- _What is being asked_:
Return the listing below unchanged, minus its pictures.

○ ○ ○ ○ ○

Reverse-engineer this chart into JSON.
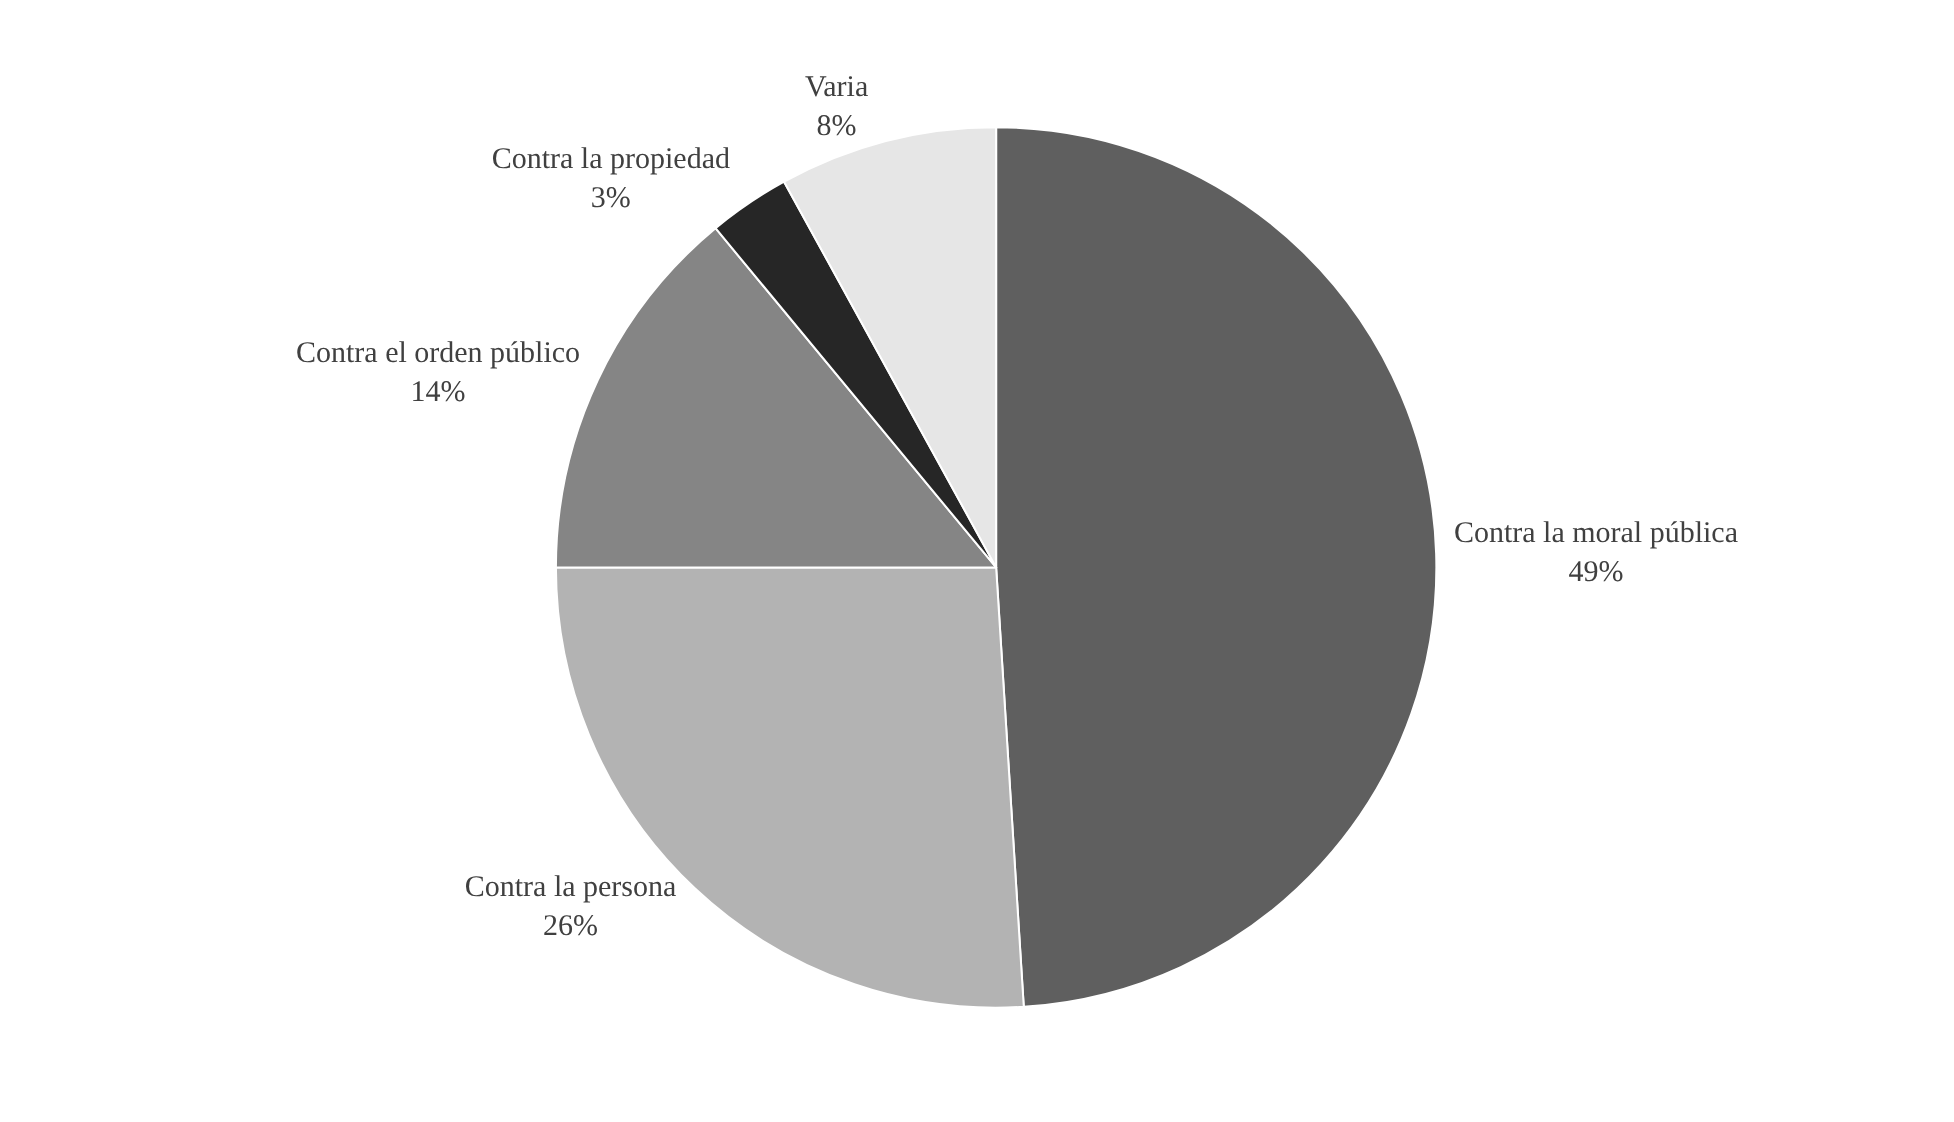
{
  "chart_data": {
    "type": "pie",
    "categories": [
      "Contra la moral pública",
      "Contra la persona",
      "Contra el orden público",
      "Contra la propiedad",
      "Varia"
    ],
    "values": [
      49,
      26,
      14,
      3,
      8
    ],
    "value_labels": [
      "49%",
      "26%",
      "14%",
      "3%",
      "8%"
    ],
    "colors": [
      "#5f5f5f",
      "#b3b3b3",
      "#858585",
      "#262626",
      "#e6e6e6"
    ],
    "legend": false
  }
}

○ ○ ○ ○ ○

- _Task result_:
Reverse-engineer this chart into JSON.
{
  "chart_data": {
    "type": "pie",
    "categories": [
      "Contra la moral pública",
      "Contra la persona",
      "Contra el orden público",
      "Contra la propiedad",
      "Varia"
    ],
    "values": [
      49,
      26,
      14,
      3,
      8
    ],
    "value_labels": [
      "49%",
      "26%",
      "14%",
      "3%",
      "8%"
    ],
    "colors": [
      "#5f5f5f",
      "#b3b3b3",
      "#858585",
      "#262626",
      "#e6e6e6"
    ],
    "legend": false
  }
}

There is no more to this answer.